____ Given records

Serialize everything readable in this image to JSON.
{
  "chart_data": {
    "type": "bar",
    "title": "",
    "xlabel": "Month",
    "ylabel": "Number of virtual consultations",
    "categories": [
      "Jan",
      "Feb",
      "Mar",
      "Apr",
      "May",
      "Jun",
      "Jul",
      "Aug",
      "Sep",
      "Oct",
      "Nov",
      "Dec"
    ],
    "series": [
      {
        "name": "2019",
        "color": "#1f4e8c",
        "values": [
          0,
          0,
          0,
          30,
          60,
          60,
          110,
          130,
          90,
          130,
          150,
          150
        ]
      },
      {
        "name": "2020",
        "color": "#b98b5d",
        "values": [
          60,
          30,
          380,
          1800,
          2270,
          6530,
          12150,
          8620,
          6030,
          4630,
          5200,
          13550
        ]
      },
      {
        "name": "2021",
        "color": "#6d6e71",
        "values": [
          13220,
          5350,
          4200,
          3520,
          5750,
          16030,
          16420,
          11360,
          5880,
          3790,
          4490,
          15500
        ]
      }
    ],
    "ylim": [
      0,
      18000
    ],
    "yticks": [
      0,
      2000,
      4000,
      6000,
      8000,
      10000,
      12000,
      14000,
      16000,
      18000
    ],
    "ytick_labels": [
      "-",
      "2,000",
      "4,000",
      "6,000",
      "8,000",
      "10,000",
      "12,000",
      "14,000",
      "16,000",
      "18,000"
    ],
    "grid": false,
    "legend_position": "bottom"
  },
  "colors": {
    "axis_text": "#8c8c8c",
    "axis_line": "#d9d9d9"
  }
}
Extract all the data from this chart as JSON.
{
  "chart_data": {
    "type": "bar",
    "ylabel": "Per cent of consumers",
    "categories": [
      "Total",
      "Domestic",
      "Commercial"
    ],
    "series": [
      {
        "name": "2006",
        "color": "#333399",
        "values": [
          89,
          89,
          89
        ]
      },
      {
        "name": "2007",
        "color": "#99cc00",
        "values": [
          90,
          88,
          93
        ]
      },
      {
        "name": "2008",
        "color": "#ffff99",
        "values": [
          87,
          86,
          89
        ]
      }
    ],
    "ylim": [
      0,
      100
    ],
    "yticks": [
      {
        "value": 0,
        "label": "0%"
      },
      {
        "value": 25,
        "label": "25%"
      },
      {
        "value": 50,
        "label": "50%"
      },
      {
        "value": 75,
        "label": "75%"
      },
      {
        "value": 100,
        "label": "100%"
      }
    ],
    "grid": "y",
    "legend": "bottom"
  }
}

________

_Given problem_.
Find every line in the records that contains the word "name"; copy those lines.

_Worked solution_.
        "name": "2019",
        "name": "2020",
        "name": "2021",
        "name": "2006",
        "name": "2007",
        "name": "2008",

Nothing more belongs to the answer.